> Stated problem:
Set down all of the data exactly as it appears.

(Data records)
········

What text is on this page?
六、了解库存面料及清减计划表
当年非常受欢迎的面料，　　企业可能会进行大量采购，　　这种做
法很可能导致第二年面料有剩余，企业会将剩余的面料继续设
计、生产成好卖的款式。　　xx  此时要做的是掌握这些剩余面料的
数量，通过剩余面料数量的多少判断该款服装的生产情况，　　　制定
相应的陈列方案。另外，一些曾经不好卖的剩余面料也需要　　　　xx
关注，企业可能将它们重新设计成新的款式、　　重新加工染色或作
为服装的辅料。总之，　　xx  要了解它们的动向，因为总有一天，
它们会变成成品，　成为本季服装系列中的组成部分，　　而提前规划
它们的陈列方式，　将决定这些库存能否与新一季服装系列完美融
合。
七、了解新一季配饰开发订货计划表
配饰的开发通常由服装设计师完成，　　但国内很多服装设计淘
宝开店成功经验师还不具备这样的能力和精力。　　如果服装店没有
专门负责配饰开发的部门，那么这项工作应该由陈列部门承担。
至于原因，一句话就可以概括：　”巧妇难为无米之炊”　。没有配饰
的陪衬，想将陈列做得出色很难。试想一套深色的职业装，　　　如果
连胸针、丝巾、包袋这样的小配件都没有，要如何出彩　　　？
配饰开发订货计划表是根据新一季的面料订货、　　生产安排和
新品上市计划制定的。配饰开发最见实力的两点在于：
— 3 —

········

> Solved exercise:
What text is on this page?
六、了解库存面料及清减计划表
当年非常受欢迎的面料，　　企业可能会进行大量采购，　　这种做
法很可能导致第二年面料有剩余，企业会将剩余的面料继续设
计、生产成好卖的款式。　　xx  此时要做的是掌握这些剩余面料的
数量，通过剩余面料数量的多少判断该款服装的生产情况，　　　制定
相应的陈列方案。另外，一些曾经不好卖的剩余面料也需要　　　　xx
关注，企业可能将它们重新设计成新的款式、　　重新加工染色或作
为服装的辅料。总之，　　xx  要了解它们的动向，因为总有一天，
它们会变成成品，　成为本季服装系列中的组成部分，　　而提前规划
它们的陈列方式，　将决定这些库存能否与新一季服装系列完美融
合。
七、了解新一季配饰开发订货计划表
配饰的开发通常由服装设计师完成，　　但国内很多服装设计淘
宝开店成功经验师还不具备这样的能力和精力。　　如果服装店没有
专门负责配饰开发的部门，那么这项工作应该由陈列部门承担。
至于原因，一句话就可以概括：　”巧妇难为无米之炊”　。没有配饰
的陪衬，想将陈列做得出色很难。试想一套深色的职业装，　　　如果
连胸针、丝巾、包袋这样的小配件都没有，要如何出彩　　　？
配饰开发订货计划表是根据新一季的面料订货、　　生产安排和
新品上市计划制定的。配饰开发最见实力的两点在于：
— 3 —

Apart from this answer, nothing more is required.